EXCERPT:
## START

Supporters of the idea claim scrappage of Section 21 ensures that landlords must give a reason for seeking repossession, but critics of the idea believe the move will simply result in indefinite tenancies or fewer landlords putting properties on the market, constricting supply in the private rented sector (PRS).

Since the government’s proposal to scrap Section 21, a consultation was launched, which invited those affected to offer their views. The consultation runs until 12th October.

National Landlord Investment Show – MPU

Scrappage motion passes

Party policy for the Liberal Democrats is agreed during their annual party conferences, and their move to propose the scrappage of Section 21 this year simply highlights the growing support for reforms to private renting across the main political parties.

With the increasing likelihood of a general election in the coming months, especially due to the continued Brexit-related political deadlock, the policy is likely to be included in the next Liberal Democrat manifesto, as the party tries to broaden its support beyond its pro-European support base.

## END

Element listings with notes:
## START

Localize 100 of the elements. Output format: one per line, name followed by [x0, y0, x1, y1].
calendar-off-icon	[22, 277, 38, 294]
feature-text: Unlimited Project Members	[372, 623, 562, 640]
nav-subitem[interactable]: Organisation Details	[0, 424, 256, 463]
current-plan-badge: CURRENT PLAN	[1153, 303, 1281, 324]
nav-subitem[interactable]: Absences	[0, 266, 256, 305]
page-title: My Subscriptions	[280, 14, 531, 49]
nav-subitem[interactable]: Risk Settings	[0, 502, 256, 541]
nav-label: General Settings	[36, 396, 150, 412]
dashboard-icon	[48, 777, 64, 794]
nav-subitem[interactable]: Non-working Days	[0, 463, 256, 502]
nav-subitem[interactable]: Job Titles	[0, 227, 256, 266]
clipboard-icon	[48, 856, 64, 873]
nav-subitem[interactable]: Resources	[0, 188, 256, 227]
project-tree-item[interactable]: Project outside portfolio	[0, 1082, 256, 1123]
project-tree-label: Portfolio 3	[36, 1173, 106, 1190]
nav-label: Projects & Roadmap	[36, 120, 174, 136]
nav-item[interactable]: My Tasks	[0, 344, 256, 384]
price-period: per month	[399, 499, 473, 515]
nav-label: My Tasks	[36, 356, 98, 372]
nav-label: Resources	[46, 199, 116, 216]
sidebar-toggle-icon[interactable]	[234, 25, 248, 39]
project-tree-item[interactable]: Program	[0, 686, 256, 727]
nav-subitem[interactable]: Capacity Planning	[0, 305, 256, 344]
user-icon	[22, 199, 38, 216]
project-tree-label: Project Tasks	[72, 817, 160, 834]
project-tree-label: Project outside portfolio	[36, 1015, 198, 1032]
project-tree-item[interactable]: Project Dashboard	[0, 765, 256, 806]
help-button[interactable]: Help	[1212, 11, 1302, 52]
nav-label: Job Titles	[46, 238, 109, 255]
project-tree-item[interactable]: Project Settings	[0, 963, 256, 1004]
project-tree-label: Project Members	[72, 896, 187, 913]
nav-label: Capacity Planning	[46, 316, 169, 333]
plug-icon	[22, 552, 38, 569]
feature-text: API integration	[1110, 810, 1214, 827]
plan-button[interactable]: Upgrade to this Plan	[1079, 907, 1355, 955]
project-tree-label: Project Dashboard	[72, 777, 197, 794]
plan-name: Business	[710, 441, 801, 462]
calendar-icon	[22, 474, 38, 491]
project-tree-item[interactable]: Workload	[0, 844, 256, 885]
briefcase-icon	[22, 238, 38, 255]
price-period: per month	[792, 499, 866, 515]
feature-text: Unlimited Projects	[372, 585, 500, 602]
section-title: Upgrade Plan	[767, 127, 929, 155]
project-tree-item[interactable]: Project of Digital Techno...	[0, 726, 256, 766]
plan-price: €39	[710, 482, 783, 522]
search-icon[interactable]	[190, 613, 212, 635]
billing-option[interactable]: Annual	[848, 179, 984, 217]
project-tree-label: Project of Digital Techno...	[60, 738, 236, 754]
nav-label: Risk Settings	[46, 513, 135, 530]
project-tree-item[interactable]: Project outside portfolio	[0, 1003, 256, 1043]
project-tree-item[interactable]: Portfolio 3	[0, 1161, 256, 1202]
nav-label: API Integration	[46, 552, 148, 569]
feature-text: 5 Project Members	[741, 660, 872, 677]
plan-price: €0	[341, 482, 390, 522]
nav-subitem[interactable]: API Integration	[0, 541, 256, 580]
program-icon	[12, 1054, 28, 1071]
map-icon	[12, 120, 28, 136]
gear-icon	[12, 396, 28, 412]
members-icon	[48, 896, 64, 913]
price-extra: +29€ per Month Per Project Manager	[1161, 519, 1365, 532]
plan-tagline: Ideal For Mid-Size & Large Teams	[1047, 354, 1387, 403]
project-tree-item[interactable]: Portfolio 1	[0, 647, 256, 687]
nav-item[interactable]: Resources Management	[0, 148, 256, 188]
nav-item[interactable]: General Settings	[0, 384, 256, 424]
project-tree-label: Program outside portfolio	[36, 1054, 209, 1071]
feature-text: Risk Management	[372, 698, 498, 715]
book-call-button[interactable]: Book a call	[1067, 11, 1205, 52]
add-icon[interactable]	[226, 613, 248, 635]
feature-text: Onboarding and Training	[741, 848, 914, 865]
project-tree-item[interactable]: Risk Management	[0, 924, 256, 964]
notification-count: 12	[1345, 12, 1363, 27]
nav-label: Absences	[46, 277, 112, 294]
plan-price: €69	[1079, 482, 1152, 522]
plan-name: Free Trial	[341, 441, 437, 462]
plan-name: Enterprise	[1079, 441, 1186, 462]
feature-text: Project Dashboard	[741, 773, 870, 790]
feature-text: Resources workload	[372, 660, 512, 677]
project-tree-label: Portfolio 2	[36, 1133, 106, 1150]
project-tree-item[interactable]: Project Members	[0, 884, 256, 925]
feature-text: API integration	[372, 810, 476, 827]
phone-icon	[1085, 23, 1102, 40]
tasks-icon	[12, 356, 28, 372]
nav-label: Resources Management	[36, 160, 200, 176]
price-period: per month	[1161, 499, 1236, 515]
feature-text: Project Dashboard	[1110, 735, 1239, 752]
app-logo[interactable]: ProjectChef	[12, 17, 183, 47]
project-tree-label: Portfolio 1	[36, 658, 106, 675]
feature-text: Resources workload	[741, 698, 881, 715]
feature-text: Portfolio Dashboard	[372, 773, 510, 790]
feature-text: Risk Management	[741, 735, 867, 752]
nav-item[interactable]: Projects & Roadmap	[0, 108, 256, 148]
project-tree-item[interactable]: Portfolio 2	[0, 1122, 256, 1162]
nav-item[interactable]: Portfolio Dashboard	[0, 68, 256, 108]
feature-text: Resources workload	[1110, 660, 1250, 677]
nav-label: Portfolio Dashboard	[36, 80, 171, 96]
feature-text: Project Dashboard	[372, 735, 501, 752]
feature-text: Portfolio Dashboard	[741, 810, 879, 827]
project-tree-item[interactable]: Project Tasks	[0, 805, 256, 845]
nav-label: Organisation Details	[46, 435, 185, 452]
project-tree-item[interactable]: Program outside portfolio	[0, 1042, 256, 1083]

## END

PROBLEMS TO WORK ON:
1) For each statement, say whether it agrees with the excerpt on scrapping Section 21, answering yes or no and quoting the words from the excerpt that decide it: (a) The consultation runs until 12th October. (b) Liberal Democrat party policy is agreed during the party's annual conferences. (c) Critics expect scrapping Section 21 to increase the supply of homes in the private rented sector.
2) Print the rows, starting at the first line of the rows and ending at the line that contains "303, 1281, 324]", with both ends included.
The rows and the excerpt have nothing to do with each other.

COMPLETE ANSWERS:
1)
(a) Yes: "The consultation runs until 12th October."
(b) Yes: "Party policy for the Liberal Democrats is agreed during their annual party conferences"
(c) No: "constricting supply in the private rented sector (PRS)"

2)
Localize 100 of the elements. Output format: one per line, name followed by [x0, y0, x1, y1].
calendar-off-icon	[22, 277, 38, 294]
feature-text: Unlimited Project Members	[372, 623, 562, 640]
nav-subitem[interactable]: Organisation Details	[0, 424, 256, 463]
current-plan-badge: CURRENT PLAN	[1153, 303, 1281, 324]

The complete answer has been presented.